Your task: Go through the listing and pick out each line with the word "JSON" in it.

-- start Data for the task --

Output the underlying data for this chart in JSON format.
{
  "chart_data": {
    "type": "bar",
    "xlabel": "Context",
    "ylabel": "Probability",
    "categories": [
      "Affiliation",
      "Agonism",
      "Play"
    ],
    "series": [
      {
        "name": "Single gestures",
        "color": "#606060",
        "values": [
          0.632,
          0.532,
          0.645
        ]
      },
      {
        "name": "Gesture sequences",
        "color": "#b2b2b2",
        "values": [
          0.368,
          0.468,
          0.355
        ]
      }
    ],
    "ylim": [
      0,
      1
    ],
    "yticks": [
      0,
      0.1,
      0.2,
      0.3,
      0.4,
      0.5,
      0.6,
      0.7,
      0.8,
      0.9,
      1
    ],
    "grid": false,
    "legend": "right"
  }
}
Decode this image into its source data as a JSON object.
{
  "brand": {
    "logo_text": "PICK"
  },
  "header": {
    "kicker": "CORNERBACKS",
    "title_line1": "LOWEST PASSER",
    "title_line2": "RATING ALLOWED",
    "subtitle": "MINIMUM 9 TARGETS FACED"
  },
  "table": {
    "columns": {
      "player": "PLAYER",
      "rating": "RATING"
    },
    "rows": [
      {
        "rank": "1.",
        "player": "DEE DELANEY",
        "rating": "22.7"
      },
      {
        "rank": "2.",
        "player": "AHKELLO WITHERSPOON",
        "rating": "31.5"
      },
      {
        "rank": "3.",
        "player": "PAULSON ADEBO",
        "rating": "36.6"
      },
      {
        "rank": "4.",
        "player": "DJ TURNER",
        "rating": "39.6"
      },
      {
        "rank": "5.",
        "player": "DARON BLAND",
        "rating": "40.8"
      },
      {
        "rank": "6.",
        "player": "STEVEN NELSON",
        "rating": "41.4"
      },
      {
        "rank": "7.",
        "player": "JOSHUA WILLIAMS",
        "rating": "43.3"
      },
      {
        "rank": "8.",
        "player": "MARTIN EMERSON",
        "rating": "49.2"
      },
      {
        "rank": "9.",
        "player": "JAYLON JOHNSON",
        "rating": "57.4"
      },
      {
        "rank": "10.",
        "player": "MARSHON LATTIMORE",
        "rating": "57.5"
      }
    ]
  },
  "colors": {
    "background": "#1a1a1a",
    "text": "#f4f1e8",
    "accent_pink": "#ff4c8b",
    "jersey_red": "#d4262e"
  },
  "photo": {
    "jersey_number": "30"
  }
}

-- end Data for the task --
-- start Data for the task --

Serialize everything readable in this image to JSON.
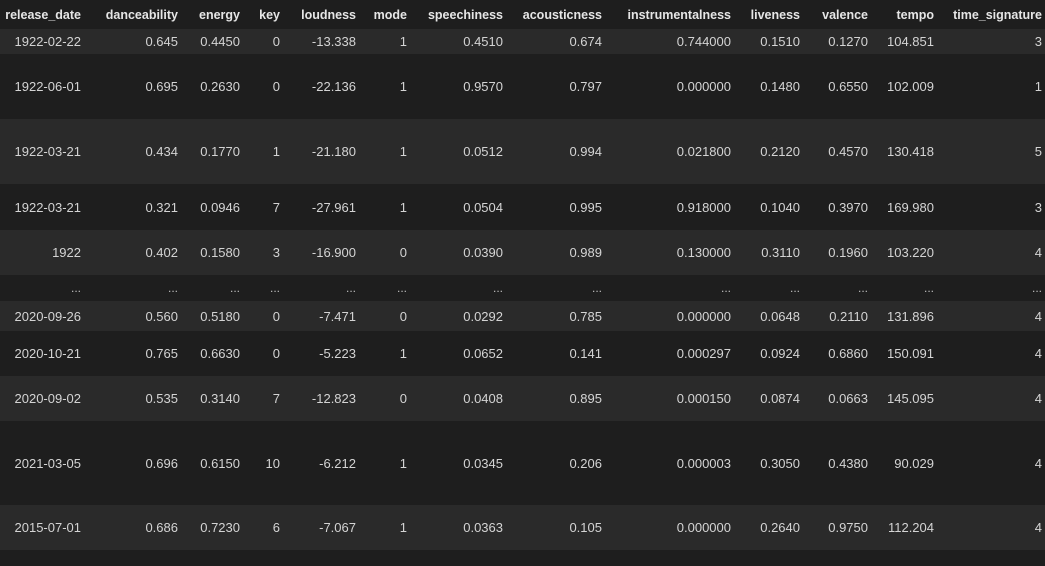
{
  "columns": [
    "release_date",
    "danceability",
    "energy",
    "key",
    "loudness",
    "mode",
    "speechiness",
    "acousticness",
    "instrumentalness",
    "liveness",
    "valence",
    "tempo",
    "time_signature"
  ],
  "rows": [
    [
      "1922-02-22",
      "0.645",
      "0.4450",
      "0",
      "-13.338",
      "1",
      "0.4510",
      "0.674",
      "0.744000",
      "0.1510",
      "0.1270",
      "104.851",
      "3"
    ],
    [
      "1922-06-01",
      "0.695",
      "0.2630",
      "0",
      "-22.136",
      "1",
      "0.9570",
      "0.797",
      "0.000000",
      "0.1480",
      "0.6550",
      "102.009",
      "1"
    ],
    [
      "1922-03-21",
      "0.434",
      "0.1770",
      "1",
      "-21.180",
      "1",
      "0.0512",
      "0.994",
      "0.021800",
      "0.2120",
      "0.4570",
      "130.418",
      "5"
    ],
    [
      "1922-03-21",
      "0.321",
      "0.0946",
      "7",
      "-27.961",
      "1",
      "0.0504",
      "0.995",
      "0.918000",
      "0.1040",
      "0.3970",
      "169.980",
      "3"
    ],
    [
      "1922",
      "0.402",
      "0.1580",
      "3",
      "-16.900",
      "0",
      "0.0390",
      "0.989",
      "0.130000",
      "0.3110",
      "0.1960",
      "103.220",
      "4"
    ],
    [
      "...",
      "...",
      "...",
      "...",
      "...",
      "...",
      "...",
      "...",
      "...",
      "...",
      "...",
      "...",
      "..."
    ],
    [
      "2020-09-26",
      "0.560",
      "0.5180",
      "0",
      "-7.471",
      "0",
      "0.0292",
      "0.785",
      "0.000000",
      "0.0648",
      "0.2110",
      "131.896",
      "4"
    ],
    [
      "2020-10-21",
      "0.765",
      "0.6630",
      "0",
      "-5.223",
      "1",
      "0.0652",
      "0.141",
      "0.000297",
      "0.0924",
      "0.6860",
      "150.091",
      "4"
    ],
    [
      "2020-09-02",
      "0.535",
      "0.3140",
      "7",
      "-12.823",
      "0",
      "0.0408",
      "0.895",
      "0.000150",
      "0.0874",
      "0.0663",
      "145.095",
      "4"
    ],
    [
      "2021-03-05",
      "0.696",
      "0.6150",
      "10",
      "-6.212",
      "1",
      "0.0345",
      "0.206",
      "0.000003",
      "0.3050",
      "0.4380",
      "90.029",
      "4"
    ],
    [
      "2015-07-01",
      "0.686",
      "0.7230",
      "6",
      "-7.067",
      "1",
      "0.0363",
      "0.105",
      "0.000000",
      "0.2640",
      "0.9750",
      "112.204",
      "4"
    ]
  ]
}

-- end Data for the task --

Worked answer:
Output the underlying data for this chart in JSON format.
Decode this image into its source data as a JSON object.
Serialize everything readable in this image to JSON.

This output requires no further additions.